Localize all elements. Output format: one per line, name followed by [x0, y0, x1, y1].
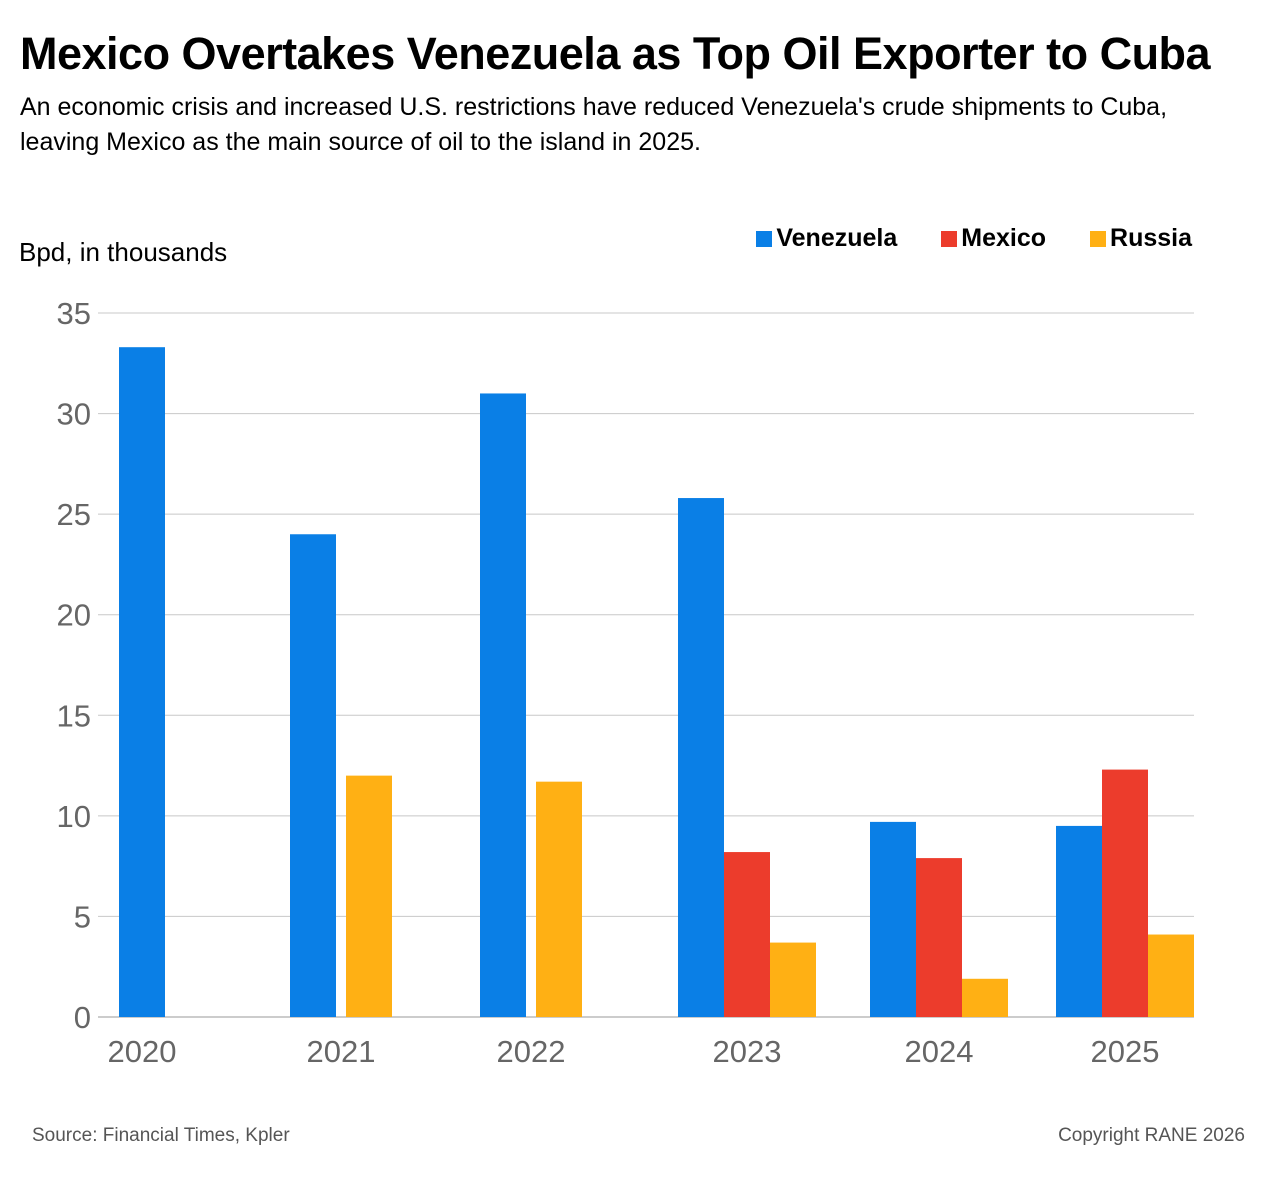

* * * * * * * * *

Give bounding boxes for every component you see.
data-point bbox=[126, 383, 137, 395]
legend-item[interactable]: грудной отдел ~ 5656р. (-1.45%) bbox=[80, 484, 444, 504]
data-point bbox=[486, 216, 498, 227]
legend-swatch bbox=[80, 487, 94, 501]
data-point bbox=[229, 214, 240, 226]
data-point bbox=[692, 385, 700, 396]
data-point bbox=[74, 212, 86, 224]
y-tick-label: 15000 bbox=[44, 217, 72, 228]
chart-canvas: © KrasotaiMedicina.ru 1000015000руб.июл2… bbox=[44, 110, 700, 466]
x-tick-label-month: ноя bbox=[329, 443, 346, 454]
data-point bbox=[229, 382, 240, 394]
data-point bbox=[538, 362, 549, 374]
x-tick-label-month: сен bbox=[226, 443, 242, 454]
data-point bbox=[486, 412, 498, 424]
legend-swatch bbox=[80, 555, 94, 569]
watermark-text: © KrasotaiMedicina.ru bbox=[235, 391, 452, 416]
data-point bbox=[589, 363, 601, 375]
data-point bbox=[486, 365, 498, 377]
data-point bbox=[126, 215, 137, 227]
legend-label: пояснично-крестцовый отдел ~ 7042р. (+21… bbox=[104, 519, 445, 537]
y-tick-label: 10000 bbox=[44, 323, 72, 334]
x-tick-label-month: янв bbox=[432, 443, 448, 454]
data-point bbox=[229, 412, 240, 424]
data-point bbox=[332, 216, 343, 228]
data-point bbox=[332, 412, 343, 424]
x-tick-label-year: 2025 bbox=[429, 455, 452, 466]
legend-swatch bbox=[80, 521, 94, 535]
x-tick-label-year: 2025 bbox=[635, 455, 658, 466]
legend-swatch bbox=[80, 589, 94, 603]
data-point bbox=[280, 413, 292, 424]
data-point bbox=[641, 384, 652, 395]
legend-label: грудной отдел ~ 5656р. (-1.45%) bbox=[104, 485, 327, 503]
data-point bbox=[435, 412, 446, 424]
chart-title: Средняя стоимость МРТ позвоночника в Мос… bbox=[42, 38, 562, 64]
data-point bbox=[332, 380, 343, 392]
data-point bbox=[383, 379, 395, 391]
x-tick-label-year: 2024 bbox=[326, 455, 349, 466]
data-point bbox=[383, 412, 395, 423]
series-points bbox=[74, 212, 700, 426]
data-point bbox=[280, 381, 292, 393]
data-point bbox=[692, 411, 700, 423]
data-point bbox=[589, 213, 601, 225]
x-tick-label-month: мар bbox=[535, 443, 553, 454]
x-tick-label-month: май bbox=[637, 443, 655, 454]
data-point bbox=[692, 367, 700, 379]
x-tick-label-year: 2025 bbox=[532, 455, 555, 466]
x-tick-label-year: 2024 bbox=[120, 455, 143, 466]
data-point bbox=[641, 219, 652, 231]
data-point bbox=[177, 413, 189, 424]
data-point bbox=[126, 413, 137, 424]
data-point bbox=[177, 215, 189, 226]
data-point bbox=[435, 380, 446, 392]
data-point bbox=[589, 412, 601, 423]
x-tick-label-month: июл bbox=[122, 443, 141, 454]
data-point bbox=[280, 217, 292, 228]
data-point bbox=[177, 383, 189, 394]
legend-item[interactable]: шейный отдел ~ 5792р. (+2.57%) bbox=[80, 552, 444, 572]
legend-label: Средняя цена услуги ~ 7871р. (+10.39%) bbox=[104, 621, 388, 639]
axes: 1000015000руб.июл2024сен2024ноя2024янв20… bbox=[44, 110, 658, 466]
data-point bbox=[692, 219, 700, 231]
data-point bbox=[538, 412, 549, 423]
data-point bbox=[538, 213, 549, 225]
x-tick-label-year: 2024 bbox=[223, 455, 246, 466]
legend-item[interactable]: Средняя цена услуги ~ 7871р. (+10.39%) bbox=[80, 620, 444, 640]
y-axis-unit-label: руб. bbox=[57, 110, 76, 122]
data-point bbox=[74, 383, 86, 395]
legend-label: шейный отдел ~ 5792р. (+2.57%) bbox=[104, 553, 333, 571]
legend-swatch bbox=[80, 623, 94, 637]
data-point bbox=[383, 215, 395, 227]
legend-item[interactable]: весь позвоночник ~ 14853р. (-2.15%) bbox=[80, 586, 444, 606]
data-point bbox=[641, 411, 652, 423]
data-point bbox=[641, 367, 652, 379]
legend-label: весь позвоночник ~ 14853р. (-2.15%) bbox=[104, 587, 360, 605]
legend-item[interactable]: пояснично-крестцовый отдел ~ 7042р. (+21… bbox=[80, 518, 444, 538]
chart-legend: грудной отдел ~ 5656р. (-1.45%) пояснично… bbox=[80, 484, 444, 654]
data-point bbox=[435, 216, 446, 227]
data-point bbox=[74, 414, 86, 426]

* * * * * * * * *

Copy the material above verbatim, from the line with "Give bounding boxes" through the line with "data-point bbox=[126, 215, 137, 227]", including both of those lines.

• **REPLY TO THE TASK**:
Give bounding boxes for every component you see.
data-point bbox=[126, 383, 137, 395]
legend-item[interactable]: грудной отдел ~ 5656р. (-1.45%) bbox=[80, 484, 444, 504]
data-point bbox=[486, 216, 498, 227]
legend-swatch bbox=[80, 487, 94, 501]
data-point bbox=[229, 214, 240, 226]
data-point bbox=[692, 385, 700, 396]
data-point bbox=[74, 212, 86, 224]
y-tick-label: 15000 bbox=[44, 217, 72, 228]
chart-canvas: © KrasotaiMedicina.ru 1000015000руб.июл2… bbox=[44, 110, 700, 466]
x-tick-label-month: ноя bbox=[329, 443, 346, 454]
data-point bbox=[229, 382, 240, 394]
data-point bbox=[538, 362, 549, 374]
x-tick-label-month: сен bbox=[226, 443, 242, 454]
data-point bbox=[486, 412, 498, 424]
legend-swatch bbox=[80, 555, 94, 569]
watermark-text: © KrasotaiMedicina.ru bbox=[235, 391, 452, 416]
data-point bbox=[589, 363, 601, 375]
data-point bbox=[486, 365, 498, 377]
data-point bbox=[126, 215, 137, 227]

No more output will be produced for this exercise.